_Exercise prompt_
Output the full listing below exactly as it reads, and skip anything that is a picture.

begin Stored records

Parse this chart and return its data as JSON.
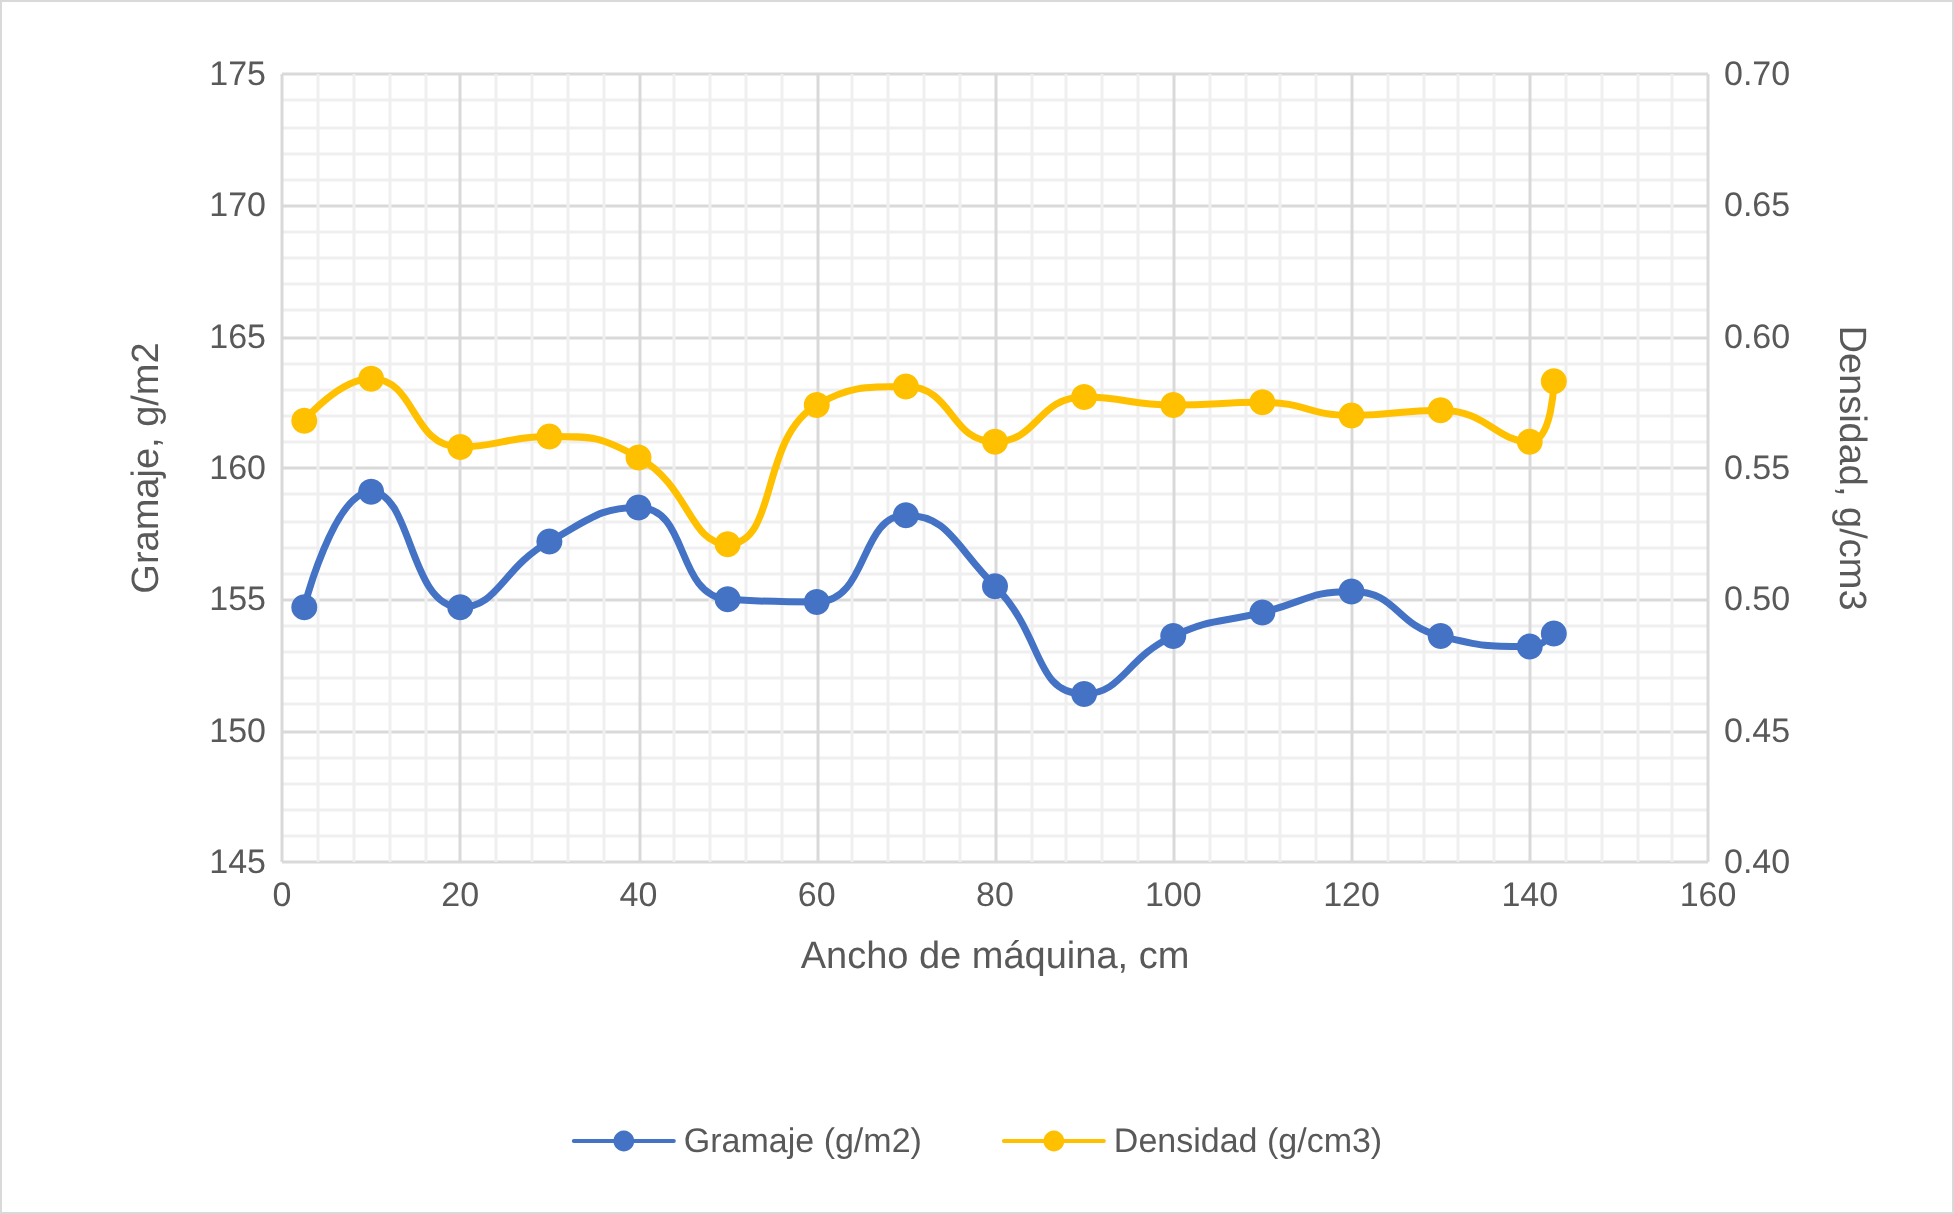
{
  "chart_data": {
    "type": "line",
    "xlabel": "Ancho de máquina, cm",
    "ylabel": "Gramaje, g/m2",
    "y2label": "Densidad, g/cm3",
    "x": [
      2.5,
      10,
      20,
      30,
      40,
      50,
      60,
      70,
      80,
      90,
      100,
      110,
      120,
      130,
      140,
      142.7
    ],
    "series": [
      {
        "name": "Gramaje (g/m2)",
        "color": "#4472c4",
        "values": [
          154.7,
          159.1,
          154.7,
          157.2,
          158.5,
          155.0,
          154.9,
          158.2,
          155.5,
          151.4,
          153.6,
          154.5,
          155.3,
          153.6,
          153.2,
          153.7
        ]
      },
      {
        "name": "Densidad (g/cm3)",
        "color": "#ffc000",
        "axis": "y2",
        "values": [
          0.568,
          0.584,
          0.558,
          0.562,
          0.554,
          0.521,
          0.574,
          0.581,
          0.56,
          0.577,
          0.574,
          0.575,
          0.57,
          0.572,
          0.56,
          0.583
        ]
      }
    ],
    "xlim": [
      0,
      160
    ],
    "xticks": [
      0,
      20,
      40,
      60,
      80,
      100,
      120,
      140,
      160
    ],
    "ylim": [
      145,
      175
    ],
    "yticks": [
      145,
      150,
      155,
      160,
      165,
      170,
      175
    ],
    "y2lim": [
      0.4,
      0.7
    ],
    "y2ticks": [
      {
        "value": 0.4,
        "label": "0.40"
      },
      {
        "value": 0.45,
        "label": "0.45"
      },
      {
        "value": 0.5,
        "label": "0.50"
      },
      {
        "value": 0.55,
        "label": "0.55"
      },
      {
        "value": 0.6,
        "label": "0.60"
      },
      {
        "value": 0.65,
        "label": "0.65"
      },
      {
        "value": 0.7,
        "label": "0.70"
      }
    ],
    "grid": true,
    "legend": "bottom",
    "marker": "circle",
    "line_style": "solid"
  }
}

end Stored records

_Task solution_
Parse this chart and return its data as JSON.
{
  "chart_data": {
    "type": "line",
    "xlabel": "Ancho de máquina, cm",
    "ylabel": "Gramaje, g/m2",
    "y2label": "Densidad, g/cm3",
    "x": [
      2.5,
      10,
      20,
      30,
      40,
      50,
      60,
      70,
      80,
      90,
      100,
      110,
      120,
      130,
      140,
      142.7
    ],
    "series": [
      {
        "name": "Gramaje (g/m2)",
        "color": "#4472c4",
        "values": [
          154.7,
          159.1,
          154.7,
          157.2,
          158.5,
          155.0,
          154.9,
          158.2,
          155.5,
          151.4,
          153.6,
          154.5,
          155.3,
          153.6,
          153.2,
          153.7
        ]
      },
      {
        "name": "Densidad (g/cm3)",
        "color": "#ffc000",
        "axis": "y2",
        "values": [
          0.568,
          0.584,
          0.558,
          0.562,
          0.554,
          0.521,
          0.574,
          0.581,
          0.56,
          0.577,
          0.574,
          0.575,
          0.57,
          0.572,
          0.56,
          0.583
        ]
      }
    ],
    "xlim": [
      0,
      160
    ],
    "xticks": [
      0,
      20,
      40,
      60,
      80,
      100,
      120,
      140,
      160
    ],
    "ylim": [
      145,
      175
    ],
    "yticks": [
      145,
      150,
      155,
      160,
      165,
      170,
      175
    ],
    "y2lim": [
      0.4,
      0.7
    ],
    "y2ticks": [
      {
        "value": 0.4,
        "label": "0.40"
      },
      {
        "value": 0.45,
        "label": "0.45"
      },
      {
        "value": 0.5,
        "label": "0.50"
      },
      {
        "value": 0.55,
        "label": "0.55"
      },
      {
        "value": 0.6,
        "label": "0.60"
      },
      {
        "value": 0.65,
        "label": "0.65"
      },
      {
        "value": 0.7,
        "label": "0.70"
      }
    ],
    "grid": true,
    "legend": "bottom",
    "marker": "circle",
    "line_style": "solid"
  }
}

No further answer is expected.